Each entry below is to be duplicated verbatim.
# START OF GIVEN DATA
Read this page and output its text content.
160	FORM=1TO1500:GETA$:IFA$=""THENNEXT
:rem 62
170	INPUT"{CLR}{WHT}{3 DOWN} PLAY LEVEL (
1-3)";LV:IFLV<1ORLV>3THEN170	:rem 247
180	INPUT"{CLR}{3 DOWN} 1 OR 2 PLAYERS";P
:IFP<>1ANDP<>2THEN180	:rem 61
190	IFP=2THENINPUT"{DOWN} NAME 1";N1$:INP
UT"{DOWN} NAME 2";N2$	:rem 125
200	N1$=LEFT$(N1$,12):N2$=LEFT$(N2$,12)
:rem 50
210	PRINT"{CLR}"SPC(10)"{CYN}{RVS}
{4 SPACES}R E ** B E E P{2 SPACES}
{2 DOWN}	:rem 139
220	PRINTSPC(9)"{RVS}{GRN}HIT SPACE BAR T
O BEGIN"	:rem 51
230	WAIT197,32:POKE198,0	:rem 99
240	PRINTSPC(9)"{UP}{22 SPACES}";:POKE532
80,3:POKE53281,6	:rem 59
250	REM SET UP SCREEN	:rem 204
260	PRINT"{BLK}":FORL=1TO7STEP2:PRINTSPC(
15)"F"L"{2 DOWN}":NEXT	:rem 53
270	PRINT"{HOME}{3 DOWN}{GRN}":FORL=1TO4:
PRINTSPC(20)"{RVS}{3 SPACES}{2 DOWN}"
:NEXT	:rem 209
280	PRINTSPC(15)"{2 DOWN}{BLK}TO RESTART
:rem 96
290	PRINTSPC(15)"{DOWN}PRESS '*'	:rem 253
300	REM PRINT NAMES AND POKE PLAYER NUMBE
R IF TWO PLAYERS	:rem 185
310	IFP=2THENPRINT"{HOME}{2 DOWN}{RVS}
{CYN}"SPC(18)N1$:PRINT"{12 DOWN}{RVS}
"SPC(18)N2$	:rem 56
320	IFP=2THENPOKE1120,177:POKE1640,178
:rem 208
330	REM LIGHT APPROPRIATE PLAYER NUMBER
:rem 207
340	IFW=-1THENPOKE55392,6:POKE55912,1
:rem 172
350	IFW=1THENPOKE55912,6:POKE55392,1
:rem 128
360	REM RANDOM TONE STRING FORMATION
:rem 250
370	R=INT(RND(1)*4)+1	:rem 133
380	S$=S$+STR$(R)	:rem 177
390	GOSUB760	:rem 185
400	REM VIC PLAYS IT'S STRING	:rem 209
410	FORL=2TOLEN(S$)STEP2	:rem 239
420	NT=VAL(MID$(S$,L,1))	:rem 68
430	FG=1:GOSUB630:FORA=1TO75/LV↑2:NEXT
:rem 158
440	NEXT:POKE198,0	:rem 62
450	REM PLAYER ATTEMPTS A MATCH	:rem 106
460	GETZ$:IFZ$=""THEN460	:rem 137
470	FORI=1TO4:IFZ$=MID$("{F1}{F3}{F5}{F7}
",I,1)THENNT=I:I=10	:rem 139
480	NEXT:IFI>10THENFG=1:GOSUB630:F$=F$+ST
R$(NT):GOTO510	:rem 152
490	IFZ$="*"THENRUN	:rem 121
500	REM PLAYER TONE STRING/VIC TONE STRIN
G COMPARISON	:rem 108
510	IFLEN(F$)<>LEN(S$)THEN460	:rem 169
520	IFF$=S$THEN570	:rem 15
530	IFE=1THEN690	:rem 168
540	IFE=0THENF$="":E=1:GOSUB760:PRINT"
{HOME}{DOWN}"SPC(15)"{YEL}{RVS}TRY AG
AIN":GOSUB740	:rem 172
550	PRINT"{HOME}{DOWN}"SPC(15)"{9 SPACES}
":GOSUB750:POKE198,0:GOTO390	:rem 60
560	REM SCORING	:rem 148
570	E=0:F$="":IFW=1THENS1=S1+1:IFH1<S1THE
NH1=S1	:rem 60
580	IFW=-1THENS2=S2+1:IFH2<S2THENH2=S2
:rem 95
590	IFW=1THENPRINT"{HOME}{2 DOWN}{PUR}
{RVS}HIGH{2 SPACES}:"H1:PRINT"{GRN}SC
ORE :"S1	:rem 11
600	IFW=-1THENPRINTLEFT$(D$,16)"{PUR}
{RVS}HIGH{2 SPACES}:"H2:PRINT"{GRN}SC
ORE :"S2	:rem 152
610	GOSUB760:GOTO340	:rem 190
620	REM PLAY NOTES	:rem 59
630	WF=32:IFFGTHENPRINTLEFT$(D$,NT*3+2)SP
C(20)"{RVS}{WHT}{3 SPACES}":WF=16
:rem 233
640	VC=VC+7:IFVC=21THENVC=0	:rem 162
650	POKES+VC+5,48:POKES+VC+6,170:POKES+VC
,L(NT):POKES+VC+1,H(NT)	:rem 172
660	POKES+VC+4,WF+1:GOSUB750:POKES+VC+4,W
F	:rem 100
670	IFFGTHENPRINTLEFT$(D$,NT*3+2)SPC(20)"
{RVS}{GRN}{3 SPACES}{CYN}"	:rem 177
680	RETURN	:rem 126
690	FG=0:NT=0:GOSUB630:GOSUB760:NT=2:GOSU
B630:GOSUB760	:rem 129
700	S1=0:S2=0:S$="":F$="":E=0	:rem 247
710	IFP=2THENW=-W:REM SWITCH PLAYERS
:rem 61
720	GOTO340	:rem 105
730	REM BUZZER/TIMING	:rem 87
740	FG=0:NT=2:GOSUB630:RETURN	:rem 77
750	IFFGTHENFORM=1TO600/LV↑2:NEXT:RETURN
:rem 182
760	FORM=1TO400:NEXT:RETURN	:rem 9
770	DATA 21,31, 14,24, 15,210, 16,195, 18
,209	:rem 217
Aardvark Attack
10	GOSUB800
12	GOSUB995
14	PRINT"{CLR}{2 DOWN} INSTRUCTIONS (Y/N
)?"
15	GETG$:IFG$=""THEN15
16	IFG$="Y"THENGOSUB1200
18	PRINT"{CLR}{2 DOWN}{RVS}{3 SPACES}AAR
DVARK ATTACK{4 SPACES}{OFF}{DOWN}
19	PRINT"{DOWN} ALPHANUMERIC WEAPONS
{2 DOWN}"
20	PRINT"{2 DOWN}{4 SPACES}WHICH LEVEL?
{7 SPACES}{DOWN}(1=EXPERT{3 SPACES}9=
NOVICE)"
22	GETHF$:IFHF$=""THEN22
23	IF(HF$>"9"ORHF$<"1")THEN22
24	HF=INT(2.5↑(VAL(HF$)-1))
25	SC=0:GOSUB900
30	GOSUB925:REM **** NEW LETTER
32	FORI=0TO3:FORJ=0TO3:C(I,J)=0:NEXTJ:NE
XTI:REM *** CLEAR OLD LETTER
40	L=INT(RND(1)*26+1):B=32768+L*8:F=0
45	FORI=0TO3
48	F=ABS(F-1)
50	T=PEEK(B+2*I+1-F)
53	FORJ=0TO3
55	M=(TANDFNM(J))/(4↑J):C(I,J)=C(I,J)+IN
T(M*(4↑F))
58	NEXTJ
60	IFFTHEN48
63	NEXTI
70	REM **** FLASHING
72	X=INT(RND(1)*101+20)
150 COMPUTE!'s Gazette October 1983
# END OF GIVEN DATA
## RESULT OF THIS TASK
Read this page and output its text content.
160	FORM=1TO1500:GETA$:IFA$=""THENNEXT
:rem 62
170	INPUT"{CLR}{WHT}{3 DOWN} PLAY LEVEL (
1-3)";LV:IFLV<1ORLV>3THEN170	:rem 247
180	INPUT"{CLR}{3 DOWN} 1 OR 2 PLAYERS";P
:IFP<>1ANDP<>2THEN180	:rem 61
190	IFP=2THENINPUT"{DOWN} NAME 1";N1$:INP
UT"{DOWN} NAME 2";N2$	:rem 125
200	N1$=LEFT$(N1$,12):N2$=LEFT$(N2$,12)
:rem 50
210	PRINT"{CLR}"SPC(10)"{CYN}{RVS}
{4 SPACES}R E ** B E E P{2 SPACES}
{2 DOWN}	:rem 139
220	PRINTSPC(9)"{RVS}{GRN}HIT SPACE BAR T
O BEGIN"	:rem 51
230	WAIT197,32:POKE198,0	:rem 99
240	PRINTSPC(9)"{UP}{22 SPACES}";:POKE532
80,3:POKE53281,6	:rem 59
250	REM SET UP SCREEN	:rem 204
260	PRINT"{BLK}":FORL=1TO7STEP2:PRINTSPC(
15)"F"L"{2 DOWN}":NEXT	:rem 53
270	PRINT"{HOME}{3 DOWN}{GRN}":FORL=1TO4:
PRINTSPC(20)"{RVS}{3 SPACES}{2 DOWN}"
:NEXT	:rem 209
280	PRINTSPC(15)"{2 DOWN}{BLK}TO RESTART
:rem 96
290	PRINTSPC(15)"{DOWN}PRESS '*'	:rem 253
300	REM PRINT NAMES AND POKE PLAYER NUMBE
R IF TWO PLAYERS	:rem 185
310	IFP=2THENPRINT"{HOME}{2 DOWN}{RVS}
{CYN}"SPC(18)N1$:PRINT"{12 DOWN}{RVS}
"SPC(18)N2$	:rem 56
320	IFP=2THENPOKE1120,177:POKE1640,178
:rem 208
330	REM LIGHT APPROPRIATE PLAYER NUMBER
:rem 207
340	IFW=-1THENPOKE55392,6:POKE55912,1
:rem 172
350	IFW=1THENPOKE55912,6:POKE55392,1
:rem 128
360	REM RANDOM TONE STRING FORMATION
:rem 250
370	R=INT(RND(1)*4)+1	:rem 133
380	S$=S$+STR$(R)	:rem 177
390	GOSUB760	:rem 185
400	REM VIC PLAYS IT'S STRING	:rem 209
410	FORL=2TOLEN(S$)STEP2	:rem 239
420	NT=VAL(MID$(S$,L,1))	:rem 68
430	FG=1:GOSUB630:FORA=1TO75/LV↑2:NEXT
:rem 158
440	NEXT:POKE198,0	:rem 62
450	REM PLAYER ATTEMPTS A MATCH	:rem 106
460	GETZ$:IFZ$=""THEN460	:rem 137
470	FORI=1TO4:IFZ$=MID$("{F1}{F3}{F5}{F7}
",I,1)THENNT=I:I=10	:rem 139
480	NEXT:IFI>10THENFG=1:GOSUB630:F$=F$+ST
R$(NT):GOTO510	:rem 152
490	IFZ$="*"THENRUN	:rem 121
500	REM PLAYER TONE STRING/VIC TONE STRIN
G COMPARISON	:rem 108
510	IFLEN(F$)<>LEN(S$)THEN460	:rem 169
520	IFF$=S$THEN570	:rem 15
530	IFE=1THEN690	:rem 168
540	IFE=0THENF$="":E=1:GOSUB760:PRINT"
{HOME}{DOWN}"SPC(15)"{YEL}{RVS}TRY AG
AIN":GOSUB740	:rem 172
550	PRINT"{HOME}{DOWN}"SPC(15)"{9 SPACES}
":GOSUB750:POKE198,0:GOTO390	:rem 60
560	REM SCORING	:rem 148
570	E=0:F$="":IFW=1THENS1=S1+1:IFH1<S1THE
NH1=S1	:rem 60
580	IFW=-1THENS2=S2+1:IFH2<S2THENH2=S2
:rem 95
590	IFW=1THENPRINT"{HOME}{2 DOWN}{PUR}
{RVS}HIGH{2 SPACES}:"H1:PRINT"{GRN}SC
ORE :"S1	:rem 11
600	IFW=-1THENPRINTLEFT$(D$,16)"{PUR}
{RVS}HIGH{2 SPACES}:"H2:PRINT"{GRN}SC
ORE :"S2	:rem 152
610	GOSUB760:GOTO340	:rem 190
620	REM PLAY NOTES	:rem 59
630	WF=32:IFFGTHENPRINTLEFT$(D$,NT*3+2)SP
C(20)"{RVS}{WHT}{3 SPACES}":WF=16
:rem 233
640	VC=VC+7:IFVC=21THENVC=0	:rem 162
650	POKES+VC+5,48:POKES+VC+6,170:POKES+VC
,L(NT):POKES+VC+1,H(NT)	:rem 172
660	POKES+VC+4,WF+1:GOSUB750:POKES+VC+4,W
F	:rem 100
670	IFFGTHENPRINTLEFT$(D$,NT*3+2)SPC(20)"
{RVS}{GRN}{3 SPACES}{CYN}"	:rem 177
680	RETURN	:rem 126
690	FG=0:NT=0:GOSUB630:GOSUB760:NT=2:GOSU
B630:GOSUB760	:rem 129
700	S1=0:S2=0:S$="":F$="":E=0	:rem 247
710	IFP=2THENW=-W:REM SWITCH PLAYERS
:rem 61
720	GOTO340	:rem 105
730	REM BUZZER/TIMING	:rem 87
740	FG=0:NT=2:GOSUB630:RETURN	:rem 77
750	IFFGTHENFORM=1TO600/LV↑2:NEXT:RETURN
:rem 182
760	FORM=1TO400:NEXT:RETURN	:rem 9
770	DATA 21,31, 14,24, 15,210, 16,195, 18
,209	:rem 217
Aardvark Attack
10	GOSUB800
12	GOSUB995
14	PRINT"{CLR}{2 DOWN} INSTRUCTIONS (Y/N
)?"
15	GETG$:IFG$=""THEN15
16	IFG$="Y"THENGOSUB1200
18	PRINT"{CLR}{2 DOWN}{RVS}{3 SPACES}AAR
DVARK ATTACK{4 SPACES}{OFF}{DOWN}
19	PRINT"{DOWN} ALPHANUMERIC WEAPONS
{2 DOWN}"
20	PRINT"{2 DOWN}{4 SPACES}WHICH LEVEL?
{7 SPACES}{DOWN}(1=EXPERT{3 SPACES}9=
NOVICE)"
22	GETHF$:IFHF$=""THEN22
23	IF(HF$>"9"ORHF$<"1")THEN22
24	HF=INT(2.5↑(VAL(HF$)-1))
25	SC=0:GOSUB900
30	GOSUB925:REM **** NEW LETTER
32	FORI=0TO3:FORJ=0TO3:C(I,J)=0:NEXTJ:NE
XTI:REM *** CLEAR OLD LETTER
40	L=INT(RND(1)*26+1):B=32768+L*8:F=0
45	FORI=0TO3
48	F=ABS(F-1)
50	T=PEEK(B+2*I+1-F)
53	FORJ=0TO3
55	M=(TANDFNM(J))/(4↑J):C(I,J)=C(I,J)+IN
T(M*(4↑F))
58	NEXTJ
60	IFFTHEN48
63	NEXTI
70	REM **** FLASHING
72	X=INT(RND(1)*101+20)
150 COMPUTE!'s Gazette October 1983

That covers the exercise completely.